───── ENTRIES SUPPLIED

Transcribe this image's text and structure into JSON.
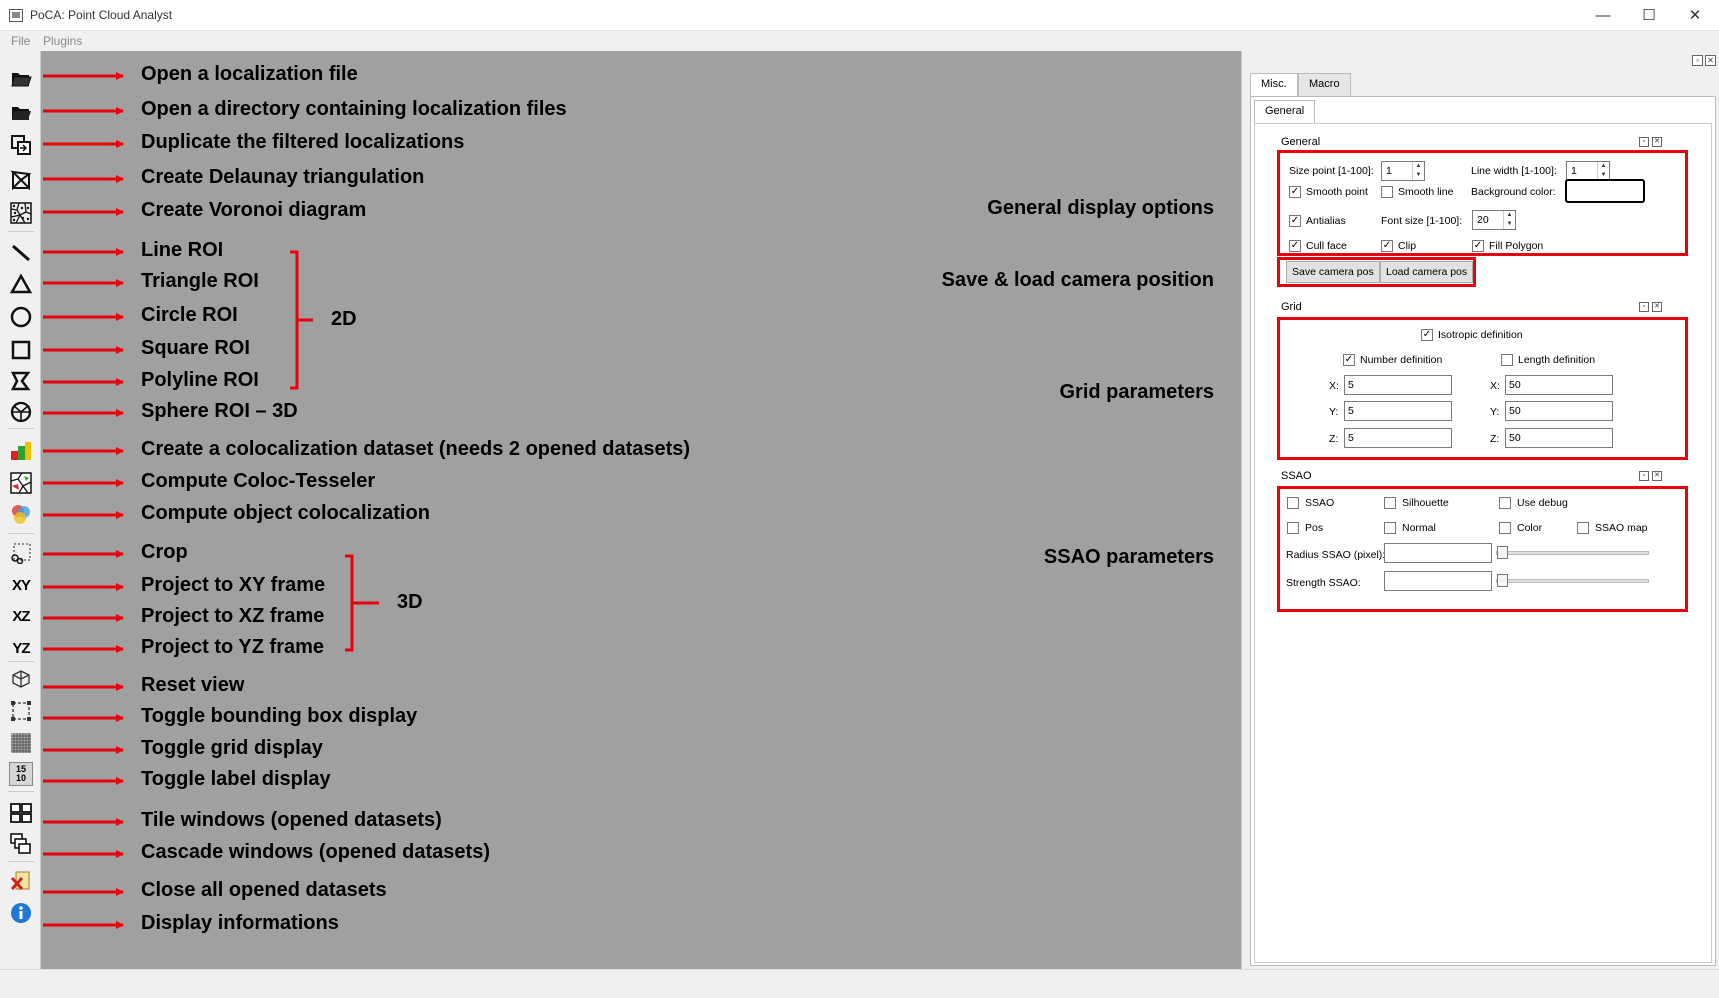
{
  "window": {
    "title": "PoCA: Point Cloud Analyst",
    "minimize_glyph": "—",
    "maximize_glyph": "☐",
    "close_glyph": "✕"
  },
  "menu": {
    "file": "File",
    "plugins": "Plugins"
  },
  "toolbar_annotations": [
    "Open a localization file",
    "Open a directory containing localization files",
    "Duplicate the filtered localizations",
    "Create Delaunay triangulation",
    "Create Voronoi diagram",
    "Line ROI",
    "Triangle ROI",
    "Circle ROI",
    "Square ROI",
    "Polyline ROI",
    "Sphere ROI – 3D",
    "Create a colocalization dataset (needs 2 opened datasets)",
    "Compute Coloc-Tesseler",
    "Compute object colocalization",
    "Crop",
    "Project to XY frame",
    "Project to XZ frame",
    "Project to YZ frame",
    "Reset view",
    "Toggle bounding box display",
    "Toggle grid display",
    "Toggle label display",
    "Tile windows (opened datasets)",
    "Cascade windows (opened datasets)",
    "Close all opened datasets",
    "Display informations"
  ],
  "toolbar_icons": {
    "xy": "XY",
    "xz": "XZ",
    "yz": "YZ",
    "label_top": "15",
    "label_bottom": "10"
  },
  "group_labels": {
    "roi_2d": "2D",
    "projection_3d": "3D"
  },
  "panel_annotations": {
    "general": "General display options",
    "camera": "Save & load camera position",
    "grid": "Grid parameters",
    "ssao": "SSAO parameters"
  },
  "tabs": [
    "Misc.",
    "Macro"
  ],
  "subtab": "General",
  "general": {
    "title": "General",
    "size_point_label": "Size point [1-100]:",
    "size_point_value": "1",
    "line_width_label": "Line width [1-100]:",
    "line_width_value": "1",
    "smooth_point": "Smooth point",
    "smooth_line": "Smooth line",
    "background_color": "Background color:",
    "antialias": "Antialias",
    "font_size_label": "Font size [1-100]:",
    "font_size_value": "20",
    "cull_face": "Cull face",
    "clip": "Clip",
    "fill_polygon": "Fill Polygon",
    "save_camera": "Save camera pos",
    "load_camera": "Load camera pos",
    "checked_glyph": "✓"
  },
  "grid": {
    "title": "Grid",
    "isotropic": "Isotropic definition",
    "number_def": "Number definition",
    "length_def": "Length definition",
    "x_label": "X:",
    "y_label": "Y:",
    "z_label": "Z:",
    "num_x": "5",
    "num_y": "5",
    "num_z": "5",
    "len_x": "50",
    "len_y": "50",
    "len_z": "50"
  },
  "ssao": {
    "title": "SSAO",
    "ssao": "SSAO",
    "silhouette": "Silhouette",
    "use_debug": "Use debug",
    "pos": "Pos",
    "normal": "Normal",
    "color": "Color",
    "ssao_map": "SSAO map",
    "radius_label": "Radius SSAO (pixel):",
    "strength_label": "Strength SSAO:"
  }
}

──────────

Pick out the lines containing the string "title".

TASK RESPONSE:
    "title": "PoCA: Point Cloud Analyst",
    "title": "General",
    "title": "Grid",
    "title": "SSAO",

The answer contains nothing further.